## [PROBLEM STATEMENT]
Copy out the full text below about Myers and his blog Pharyngula word for word.

## [SOURCE]
·····

Myers has garnered some notoriety of his own. His personal Web blog, Pharyngula (pronounced far-ING-ula, named after a specific developmental stage), won top honors in the 2006 Weblog Awards in the Best Science Blog category.

Last year Myers' blog won the Koufax Award in the Best Expert category. A seasoned blogger, Myers developed a Web site in 1993, from which his personal blog evolved in 2003. Today, 20,000 to 25,000 people read Pharyngula each day.

Myers cites several reasons why people are attracted to blogs, his in particular.

"Word of mouth," he said. "To have a unique voice; people are looking for personality. Being controversial and tapping into politics. And, speaking with some authority on a topic in which one is an expert."

·····

## [MATERIAL SHOWN]
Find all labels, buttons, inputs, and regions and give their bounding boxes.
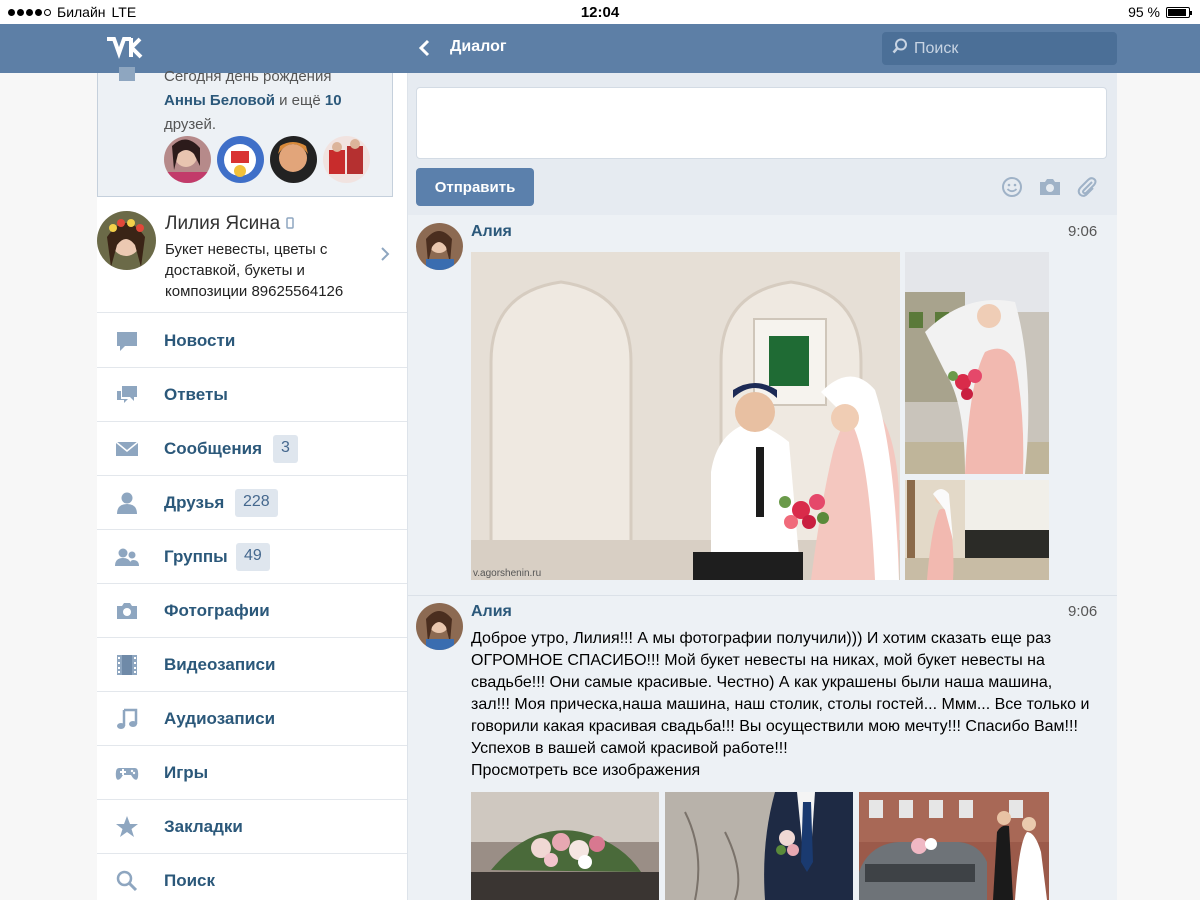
message-item: Алия 9:06 v.agorshenin.ru (408, 215, 1117, 595)
photo-attachment[interactable] (665, 792, 853, 900)
menu-item-photos[interactable]: Фотографии (97, 584, 407, 638)
gift-icon (118, 67, 136, 86)
photo-attachment[interactable] (905, 480, 1049, 580)
battery-percent: 95 % (1128, 4, 1160, 20)
menu-item-games[interactable]: Игры (97, 746, 407, 800)
photo-watermark: v.agorshenin.ru (473, 568, 542, 579)
status-bar: Билайн LTE 12:04 95 % (0, 0, 1200, 24)
friends-badge: 228 (235, 489, 278, 517)
camera-icon[interactable] (1039, 176, 1061, 203)
message-composer: Отправить (408, 73, 1117, 215)
search-box[interactable] (882, 32, 1117, 65)
avatar[interactable] (270, 136, 317, 183)
chevron-right-icon (380, 246, 390, 267)
photo-attachment[interactable] (859, 792, 1049, 900)
menu-item-news[interactable]: Новости (97, 314, 407, 368)
friends-icon (115, 491, 139, 515)
avatar[interactable] (323, 136, 370, 183)
back-chevron-icon[interactable] (418, 39, 430, 62)
profile-status: Букет невесты, цветы с доставкой, букеты… (165, 241, 344, 300)
search-icon (892, 38, 908, 59)
clock: 12:04 (580, 4, 620, 21)
messages-badge: 3 (273, 435, 298, 463)
message-avatar[interactable] (416, 603, 463, 650)
photo-attachment[interactable] (471, 792, 659, 900)
emoji-icon[interactable] (1001, 176, 1023, 203)
birthday-avatars (164, 136, 370, 183)
menu-item-bookmarks[interactable]: Закладки (97, 800, 407, 854)
menu-item-search[interactable]: Поиск (97, 854, 407, 900)
avatar[interactable] (217, 136, 264, 183)
menu-item-audio[interactable]: Аудиозаписи (97, 692, 407, 746)
birthday-text: Сегодня день рождения Анны Беловой и ещё… (164, 68, 342, 133)
profile-row[interactable]: Лилия Ясина Букет невесты, цветы с доста… (97, 203, 407, 313)
message-avatar[interactable] (416, 223, 463, 270)
profile-name: Лилия Ясина (165, 213, 294, 235)
message-time: 9:06 (1068, 223, 1098, 240)
search-input[interactable] (914, 39, 1104, 58)
messages-icon (115, 437, 139, 461)
page-title: Диалог (450, 38, 507, 55)
groups-icon (115, 545, 139, 569)
video-icon (115, 653, 139, 677)
birthday-count: 10 (324, 92, 342, 109)
page-margin (1117, 73, 1200, 900)
view-all-images-link[interactable]: Просмотреть все изображения (471, 762, 700, 779)
battery-icon (1166, 6, 1192, 18)
birthday-name-link[interactable]: Анны Беловой (164, 92, 275, 109)
birthday-card[interactable]: Сегодня день рождения Анны Беловой и ещё… (97, 67, 393, 197)
profile-avatar (97, 211, 156, 270)
mobile-icon (285, 213, 294, 234)
star-icon (115, 815, 139, 839)
menu-item-replies[interactable]: Ответы (97, 368, 407, 422)
menu-item-groups[interactable]: Группы 49 (97, 530, 407, 584)
message-author[interactable]: Алия (471, 603, 512, 621)
paperclip-icon[interactable] (1076, 176, 1098, 203)
photo-attachment[interactable] (905, 252, 1049, 474)
menu-item-messages[interactable]: Сообщения 3 (97, 422, 407, 476)
message-input[interactable] (416, 87, 1107, 159)
main-menu: Новости Ответы Сообщения 3 Друзья 228 Гр… (97, 314, 407, 900)
send-button[interactable]: Отправить (416, 168, 534, 206)
replies-icon (115, 383, 139, 407)
menu-item-friends[interactable]: Друзья 228 (97, 476, 407, 530)
photo-attachment[interactable]: v.agorshenin.ru (471, 252, 900, 580)
search-icon (115, 869, 139, 893)
music-icon (115, 707, 139, 731)
sidebar: Сегодня день рождения Анны Беловой и ещё… (97, 67, 407, 900)
dialog-panel: Отправить Алия 9:06 v.agorshenin.ru Алия… (408, 73, 1117, 900)
news-icon (115, 329, 139, 353)
avatar[interactable] (164, 136, 211, 183)
status-right: 95 % (1128, 4, 1192, 20)
gamepad-icon (115, 761, 139, 785)
camera-icon (115, 599, 139, 623)
message-author[interactable]: Алия (471, 223, 512, 241)
menu-item-videos[interactable]: Видеозаписи (97, 638, 407, 692)
message-time: 9:06 (1068, 603, 1098, 620)
groups-badge: 49 (236, 543, 270, 571)
message-text: Доброе утро, Лилия!!! А мы фотографии по… (471, 630, 1090, 779)
message-item: Алия 9:06 Доброе утро, Лилия!!! А мы фот… (408, 595, 1117, 900)
vk-logo[interactable] (105, 37, 143, 64)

·····

## [FULL SOLUTION]
Myers has garnered some notoriety of his own. His personal Web blog, Pharyngula (pronounced far-ING-ula, named after a specific developmental stage), won top honors in the 2006 Weblog Awards in the Best Science Blog category.

Last year Myers' blog won the Koufax Award in the Best Expert category. A seasoned blogger, Myers developed a Web site in 1993, from which his personal blog evolved in 2003. Today, 20,000 to 25,000 people read Pharyngula each day.

Myers cites several reasons why people are attracted to blogs, his in particular.

"Word of mouth," he said. "To have a unique voice; people are looking for personality. Being controversial and tapping into politics. And, speaking with some authority on a topic in which one is an expert."